■ **Consigne 1**:
D'après le texte sur les Crus Bourgeois du Médoc, quelle part de la production l'Alliance des Crus Bourgeois rassemble-t-elle ?
■ **Consigne 2**:
Recopiez tout le passage du texte sur les Crus Bourgeois du Médoc allant de « Dans le Médoc, l’Alliance » jusqu'à « des Crus Bourgeois. », en changeant « classement » en « palmarès ».
■ **Consigne 3**:
Écrivez la suite du texte sur les Crus Bourgeois du Médoc à partir de sa dernière phrase.

■ **Page**:
——

Dans le Médoc, l’Alliance des Crus Bourgeois tient une place particulière. Elle rassemble 30% de la production. Un chiffre qui, a priori, en dit long sur la conviction des vignerons du Médoc quant à la plus-value conférée par le classement.
Pourtant, alors que le syndicat semblait avoir atteint son rythme de croisière, la révision 2025 du classement s’annonce déjà mouvementée avec des rumeurs de désistements massifs et autres polémiques posant la question de la crédibilité des Crus Bourgeois.

——

■ **Données fournies**:
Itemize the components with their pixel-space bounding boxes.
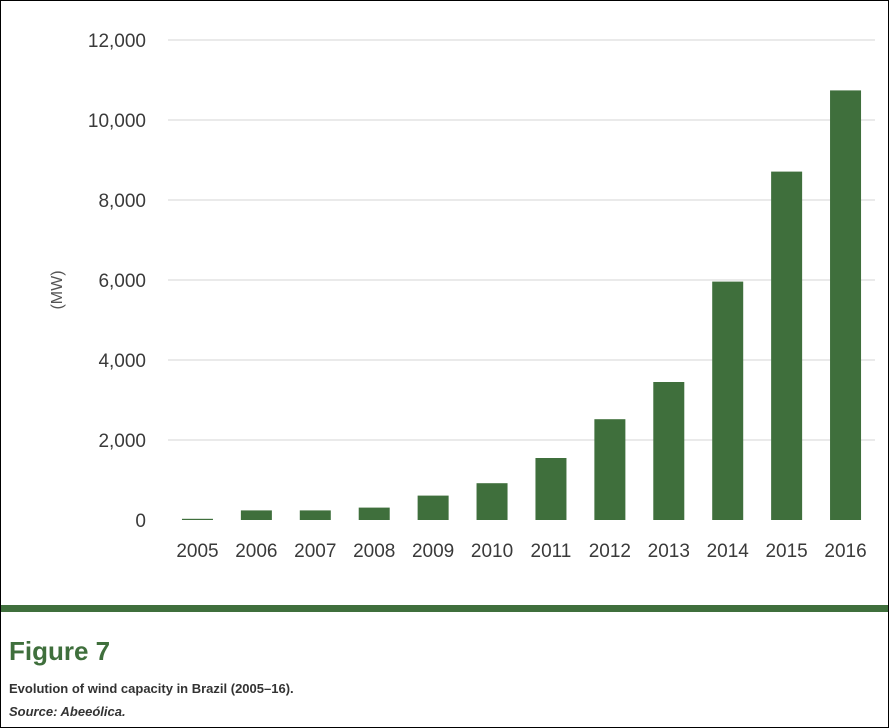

——

■ **Réponse 1**:
Elle rassemble 30% de la production.

■ **Réponse 2**:
Dans le Médoc, l’Alliance des Crus Bourgeois tient une place particulière. Elle rassemble 30% de la production. Un chiffre qui, a priori, en dit long sur la conviction des vignerons du Médoc quant à la plus-value conférée par le palmarès.
Pourtant, alors que le syndicat semblait avoir atteint son rythme de croisière, la révision 2025 du palmarès s’annonce déjà mouvementée avec des rumeurs de désistements massifs et autres polémiques posant la question de la crédibilité des Crus Bourgeois.

■ **Réponse 3**:
Si la situation n’est pas sans rappeler celle provoquée par le classement de 2003, dont les conditions d’éligibilité punitives avaient provoqué le déclassement de plusieurs propriétés, elle semble surtout faire écho à celui de 2020 qui, en exemptant certains châteaux de dégustation, avait conduit à une rupture d’égalité de traitement entre les candidats et provoqué un tollé général. Tant et si bien qu’à tout juste un an de la révision quinquennale, nombreux sont ceux qui remettent en cause la crédibilité d’un tel classement. « Il y a aujourd'hui plus de bons Crus Bourgeois à l’extérieur du classement qu’à l’intérieur, le rendant illisible et non représentatif pour les distributeurs qui ne le reconnaissent plus », déplore François Nony, propriétaire du Château Caronne et du Château Labat.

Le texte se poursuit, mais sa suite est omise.